** BEGIN Records for this task **
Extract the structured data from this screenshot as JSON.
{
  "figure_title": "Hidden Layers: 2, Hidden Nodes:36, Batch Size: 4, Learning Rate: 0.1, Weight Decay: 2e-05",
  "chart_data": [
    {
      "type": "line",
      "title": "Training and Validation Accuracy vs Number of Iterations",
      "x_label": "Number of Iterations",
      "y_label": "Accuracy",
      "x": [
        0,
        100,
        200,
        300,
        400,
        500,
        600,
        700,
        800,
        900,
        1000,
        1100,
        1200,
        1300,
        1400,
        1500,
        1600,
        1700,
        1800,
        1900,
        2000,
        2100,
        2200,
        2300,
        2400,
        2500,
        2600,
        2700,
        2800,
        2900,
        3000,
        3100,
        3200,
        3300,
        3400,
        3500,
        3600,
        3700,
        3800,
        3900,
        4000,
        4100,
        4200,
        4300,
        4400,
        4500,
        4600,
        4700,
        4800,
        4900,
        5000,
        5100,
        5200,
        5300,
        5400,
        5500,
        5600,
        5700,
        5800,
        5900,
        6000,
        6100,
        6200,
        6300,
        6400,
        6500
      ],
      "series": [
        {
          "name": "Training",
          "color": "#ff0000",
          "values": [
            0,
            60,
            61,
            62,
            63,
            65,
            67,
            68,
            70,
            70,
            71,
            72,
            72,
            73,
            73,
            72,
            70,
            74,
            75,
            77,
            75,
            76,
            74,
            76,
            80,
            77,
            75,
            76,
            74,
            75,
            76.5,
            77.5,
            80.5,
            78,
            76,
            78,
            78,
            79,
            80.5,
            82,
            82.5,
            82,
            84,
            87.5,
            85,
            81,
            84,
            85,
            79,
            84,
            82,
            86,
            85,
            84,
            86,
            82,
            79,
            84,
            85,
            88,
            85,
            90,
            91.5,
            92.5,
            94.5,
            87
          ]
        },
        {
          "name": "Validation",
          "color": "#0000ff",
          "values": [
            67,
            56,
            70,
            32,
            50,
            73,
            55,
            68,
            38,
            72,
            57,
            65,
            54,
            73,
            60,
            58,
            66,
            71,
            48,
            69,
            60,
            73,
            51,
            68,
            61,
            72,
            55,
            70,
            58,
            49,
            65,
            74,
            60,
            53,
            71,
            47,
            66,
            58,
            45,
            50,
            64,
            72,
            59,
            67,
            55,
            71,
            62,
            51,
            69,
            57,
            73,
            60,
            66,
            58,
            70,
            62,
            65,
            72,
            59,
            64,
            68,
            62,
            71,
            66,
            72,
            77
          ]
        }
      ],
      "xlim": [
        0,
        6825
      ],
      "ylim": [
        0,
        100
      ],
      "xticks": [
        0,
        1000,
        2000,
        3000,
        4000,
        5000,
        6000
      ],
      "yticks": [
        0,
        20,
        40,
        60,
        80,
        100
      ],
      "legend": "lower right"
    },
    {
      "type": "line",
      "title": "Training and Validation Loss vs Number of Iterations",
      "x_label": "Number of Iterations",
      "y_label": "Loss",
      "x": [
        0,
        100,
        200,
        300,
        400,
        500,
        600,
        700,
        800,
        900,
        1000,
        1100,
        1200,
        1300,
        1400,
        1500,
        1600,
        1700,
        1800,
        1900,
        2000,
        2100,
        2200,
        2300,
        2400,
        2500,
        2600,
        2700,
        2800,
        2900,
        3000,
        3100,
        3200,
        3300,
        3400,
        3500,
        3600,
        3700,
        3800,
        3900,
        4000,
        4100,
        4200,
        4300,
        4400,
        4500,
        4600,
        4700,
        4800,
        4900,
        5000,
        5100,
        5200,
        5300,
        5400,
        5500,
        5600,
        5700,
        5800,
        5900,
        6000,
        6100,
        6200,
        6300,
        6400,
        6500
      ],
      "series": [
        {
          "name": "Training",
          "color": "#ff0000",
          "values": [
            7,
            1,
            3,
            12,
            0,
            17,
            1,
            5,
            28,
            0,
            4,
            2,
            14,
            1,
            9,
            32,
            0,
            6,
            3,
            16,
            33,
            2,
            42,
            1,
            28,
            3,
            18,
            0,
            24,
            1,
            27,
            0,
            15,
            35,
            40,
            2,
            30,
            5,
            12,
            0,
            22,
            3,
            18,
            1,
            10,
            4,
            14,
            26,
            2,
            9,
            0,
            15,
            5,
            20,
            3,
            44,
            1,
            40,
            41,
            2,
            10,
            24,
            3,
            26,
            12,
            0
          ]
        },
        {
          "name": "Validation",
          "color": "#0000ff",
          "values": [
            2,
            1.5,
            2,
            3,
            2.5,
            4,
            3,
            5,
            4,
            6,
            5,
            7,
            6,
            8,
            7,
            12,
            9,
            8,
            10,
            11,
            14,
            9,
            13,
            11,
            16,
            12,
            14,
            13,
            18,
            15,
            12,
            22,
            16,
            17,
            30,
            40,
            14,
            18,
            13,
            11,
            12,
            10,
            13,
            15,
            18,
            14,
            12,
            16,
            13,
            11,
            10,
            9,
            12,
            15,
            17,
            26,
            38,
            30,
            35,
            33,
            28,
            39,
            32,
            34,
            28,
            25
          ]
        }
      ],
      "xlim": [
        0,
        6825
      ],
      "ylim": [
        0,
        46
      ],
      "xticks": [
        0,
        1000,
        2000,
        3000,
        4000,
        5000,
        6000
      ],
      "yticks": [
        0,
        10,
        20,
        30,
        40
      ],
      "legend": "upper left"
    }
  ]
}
** END Records for this task **
--- Exercise directions ---
How many lines in the records above contain the word "legend"? Reply with the number and nothing more.

--- Task response ---
2